**TO BE DONE**
Each record below should be repeated precisely as written.

**SUPPLIED RECORDS**

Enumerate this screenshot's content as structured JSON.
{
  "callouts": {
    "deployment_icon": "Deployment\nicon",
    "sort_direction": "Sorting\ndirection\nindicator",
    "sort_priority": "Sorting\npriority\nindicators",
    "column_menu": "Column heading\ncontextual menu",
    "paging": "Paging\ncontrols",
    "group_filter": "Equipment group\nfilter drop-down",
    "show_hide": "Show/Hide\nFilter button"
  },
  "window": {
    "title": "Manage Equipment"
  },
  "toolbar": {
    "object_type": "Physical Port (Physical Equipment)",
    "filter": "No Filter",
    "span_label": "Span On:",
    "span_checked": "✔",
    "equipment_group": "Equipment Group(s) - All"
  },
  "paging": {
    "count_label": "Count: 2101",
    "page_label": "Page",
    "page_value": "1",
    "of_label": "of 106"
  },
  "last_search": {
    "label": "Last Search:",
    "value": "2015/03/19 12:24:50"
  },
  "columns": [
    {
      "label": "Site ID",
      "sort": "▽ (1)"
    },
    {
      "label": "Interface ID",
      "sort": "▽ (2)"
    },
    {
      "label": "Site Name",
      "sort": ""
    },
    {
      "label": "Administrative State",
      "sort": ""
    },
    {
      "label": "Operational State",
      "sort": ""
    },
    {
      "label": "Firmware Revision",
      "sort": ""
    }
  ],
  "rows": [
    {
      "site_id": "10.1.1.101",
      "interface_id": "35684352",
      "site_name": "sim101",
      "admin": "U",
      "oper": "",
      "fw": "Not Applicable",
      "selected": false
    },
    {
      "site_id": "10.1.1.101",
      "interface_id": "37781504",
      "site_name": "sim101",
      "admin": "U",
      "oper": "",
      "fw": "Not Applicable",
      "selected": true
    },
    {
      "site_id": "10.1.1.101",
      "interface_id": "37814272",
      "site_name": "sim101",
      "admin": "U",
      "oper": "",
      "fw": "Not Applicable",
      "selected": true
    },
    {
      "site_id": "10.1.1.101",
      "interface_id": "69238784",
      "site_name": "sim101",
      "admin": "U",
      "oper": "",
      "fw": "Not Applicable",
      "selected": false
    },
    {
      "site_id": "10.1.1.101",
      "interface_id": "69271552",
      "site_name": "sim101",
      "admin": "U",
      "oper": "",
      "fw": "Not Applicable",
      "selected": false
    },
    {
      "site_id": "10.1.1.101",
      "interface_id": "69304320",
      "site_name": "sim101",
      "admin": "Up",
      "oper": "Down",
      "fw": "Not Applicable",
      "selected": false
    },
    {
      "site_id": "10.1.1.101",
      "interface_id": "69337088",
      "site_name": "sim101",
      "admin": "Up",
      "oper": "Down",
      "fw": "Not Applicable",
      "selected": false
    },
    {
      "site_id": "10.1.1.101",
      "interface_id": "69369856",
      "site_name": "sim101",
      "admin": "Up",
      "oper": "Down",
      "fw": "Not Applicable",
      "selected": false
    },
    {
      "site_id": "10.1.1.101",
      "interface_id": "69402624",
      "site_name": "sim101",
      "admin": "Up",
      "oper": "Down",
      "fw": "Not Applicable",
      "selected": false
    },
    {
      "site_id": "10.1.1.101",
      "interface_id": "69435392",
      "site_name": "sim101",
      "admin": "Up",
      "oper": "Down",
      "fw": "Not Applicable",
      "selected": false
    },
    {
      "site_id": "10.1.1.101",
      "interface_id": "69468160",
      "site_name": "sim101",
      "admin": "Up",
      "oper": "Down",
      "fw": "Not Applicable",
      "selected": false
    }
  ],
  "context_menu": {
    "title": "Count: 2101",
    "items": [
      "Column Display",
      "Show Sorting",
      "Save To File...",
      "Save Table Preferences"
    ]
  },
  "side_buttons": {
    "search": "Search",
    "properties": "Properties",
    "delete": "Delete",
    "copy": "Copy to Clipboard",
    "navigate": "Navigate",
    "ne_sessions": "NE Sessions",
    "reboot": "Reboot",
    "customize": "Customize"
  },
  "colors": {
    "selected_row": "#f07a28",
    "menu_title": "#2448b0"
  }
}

**FINISHED TASK**
Enumerate this screenshot's content as structured JSON.
{
  "callouts": {
    "deployment_icon": "Deployment\nicon",
    "sort_direction": "Sorting\ndirection\nindicator",
    "sort_priority": "Sorting\npriority\nindicators",
    "column_menu": "Column heading\ncontextual menu",
    "paging": "Paging\ncontrols",
    "group_filter": "Equipment group\nfilter drop-down",
    "show_hide": "Show/Hide\nFilter button"
  },
  "window": {
    "title": "Manage Equipment"
  },
  "toolbar": {
    "object_type": "Physical Port (Physical Equipment)",
    "filter": "No Filter",
    "span_label": "Span On:",
    "span_checked": "✔",
    "equipment_group": "Equipment Group(s) - All"
  },
  "paging": {
    "count_label": "Count: 2101",
    "page_label": "Page",
    "page_value": "1",
    "of_label": "of 106"
  },
  "last_search": {
    "label": "Last Search:",
    "value": "2015/03/19 12:24:50"
  },
  "columns": [
    {
      "label": "Site ID",
      "sort": "▽ (1)"
    },
    {
      "label": "Interface ID",
      "sort": "▽ (2)"
    },
    {
      "label": "Site Name",
      "sort": ""
    },
    {
      "label": "Administrative State",
      "sort": ""
    },
    {
      "label": "Operational State",
      "sort": ""
    },
    {
      "label": "Firmware Revision",
      "sort": ""
    }
  ],
  "rows": [
    {
      "site_id": "10.1.1.101",
      "interface_id": "35684352",
      "site_name": "sim101",
      "admin": "U",
      "oper": "",
      "fw": "Not Applicable",
      "selected": false
    },
    {
      "site_id": "10.1.1.101",
      "interface_id": "37781504",
      "site_name": "sim101",
      "admin": "U",
      "oper": "",
      "fw": "Not Applicable",
      "selected": true
    },
    {
      "site_id": "10.1.1.101",
      "interface_id": "37814272",
      "site_name": "sim101",
      "admin": "U",
      "oper": "",
      "fw": "Not Applicable",
      "selected": true
    },
    {
      "site_id": "10.1.1.101",
      "interface_id": "69238784",
      "site_name": "sim101",
      "admin": "U",
      "oper": "",
      "fw": "Not Applicable",
      "selected": false
    },
    {
      "site_id": "10.1.1.101",
      "interface_id": "69271552",
      "site_name": "sim101",
      "admin": "U",
      "oper": "",
      "fw": "Not Applicable",
      "selected": false
    },
    {
      "site_id": "10.1.1.101",
      "interface_id": "69304320",
      "site_name": "sim101",
      "admin": "Up",
      "oper": "Down",
      "fw": "Not Applicable",
      "selected": false
    },
    {
      "site_id": "10.1.1.101",
      "interface_id": "69337088",
      "site_name": "sim101",
      "admin": "Up",
      "oper": "Down",
      "fw": "Not Applicable",
      "selected": false
    },
    {
      "site_id": "10.1.1.101",
      "interface_id": "69369856",
      "site_name": "sim101",
      "admin": "Up",
      "oper": "Down",
      "fw": "Not Applicable",
      "selected": false
    },
    {
      "site_id": "10.1.1.101",
      "interface_id": "69402624",
      "site_name": "sim101",
      "admin": "Up",
      "oper": "Down",
      "fw": "Not Applicable",
      "selected": false
    },
    {
      "site_id": "10.1.1.101",
      "interface_id": "69435392",
      "site_name": "sim101",
      "admin": "Up",
      "oper": "Down",
      "fw": "Not Applicable",
      "selected": false
    },
    {
      "site_id": "10.1.1.101",
      "interface_id": "69468160",
      "site_name": "sim101",
      "admin": "Up",
      "oper": "Down",
      "fw": "Not Applicable",
      "selected": false
    }
  ],
  "context_menu": {
    "title": "Count: 2101",
    "items": [
      "Column Display",
      "Show Sorting",
      "Save To File...",
      "Save Table Preferences"
    ]
  },
  "side_buttons": {
    "search": "Search",
    "properties": "Properties",
    "delete": "Delete",
    "copy": "Copy to Clipboard",
    "navigate": "Navigate",
    "ne_sessions": "NE Sessions",
    "reboot": "Reboot",
    "customize": "Customize"
  },
  "colors": {
    "selected_row": "#f07a28",
    "menu_title": "#2448b0"
  }
}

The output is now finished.